Task objective: Find each line with "dynamic" and copy it.

Supplied records:
>>

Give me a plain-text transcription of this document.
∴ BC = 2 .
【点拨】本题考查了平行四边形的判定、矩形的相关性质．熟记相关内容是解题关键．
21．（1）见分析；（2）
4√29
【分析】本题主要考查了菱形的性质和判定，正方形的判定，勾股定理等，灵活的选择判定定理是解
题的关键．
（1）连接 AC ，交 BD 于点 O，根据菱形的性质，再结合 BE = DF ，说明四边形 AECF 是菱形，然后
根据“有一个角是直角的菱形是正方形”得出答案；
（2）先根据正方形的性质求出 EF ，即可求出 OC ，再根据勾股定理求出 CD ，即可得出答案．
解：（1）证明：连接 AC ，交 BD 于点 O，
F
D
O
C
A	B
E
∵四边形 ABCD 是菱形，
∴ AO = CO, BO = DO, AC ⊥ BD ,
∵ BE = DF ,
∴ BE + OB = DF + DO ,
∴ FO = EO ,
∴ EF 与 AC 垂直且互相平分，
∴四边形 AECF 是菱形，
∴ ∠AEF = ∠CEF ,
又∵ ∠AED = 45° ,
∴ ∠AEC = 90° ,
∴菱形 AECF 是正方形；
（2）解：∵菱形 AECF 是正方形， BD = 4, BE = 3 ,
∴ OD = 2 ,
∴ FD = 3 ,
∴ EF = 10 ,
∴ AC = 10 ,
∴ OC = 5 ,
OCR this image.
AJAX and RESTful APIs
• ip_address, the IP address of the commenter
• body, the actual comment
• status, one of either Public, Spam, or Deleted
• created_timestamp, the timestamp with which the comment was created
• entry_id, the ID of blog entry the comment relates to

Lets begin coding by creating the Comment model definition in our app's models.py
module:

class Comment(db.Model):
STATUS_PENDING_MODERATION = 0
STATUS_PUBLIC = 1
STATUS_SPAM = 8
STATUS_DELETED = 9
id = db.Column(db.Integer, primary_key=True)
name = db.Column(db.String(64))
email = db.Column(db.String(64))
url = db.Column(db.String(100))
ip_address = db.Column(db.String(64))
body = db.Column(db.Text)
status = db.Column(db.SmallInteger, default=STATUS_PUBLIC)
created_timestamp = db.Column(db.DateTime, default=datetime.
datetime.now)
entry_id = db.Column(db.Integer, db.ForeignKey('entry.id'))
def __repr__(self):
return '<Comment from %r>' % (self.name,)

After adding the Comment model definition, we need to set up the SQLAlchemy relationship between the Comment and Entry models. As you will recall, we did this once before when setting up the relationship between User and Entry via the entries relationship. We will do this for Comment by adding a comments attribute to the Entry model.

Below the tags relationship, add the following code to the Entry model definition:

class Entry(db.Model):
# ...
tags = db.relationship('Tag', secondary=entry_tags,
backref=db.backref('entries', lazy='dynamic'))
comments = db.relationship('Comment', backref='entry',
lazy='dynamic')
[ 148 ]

<<

Response to this task:
backref=db.backref('entries', lazy='dynamic'))
lazy='dynamic')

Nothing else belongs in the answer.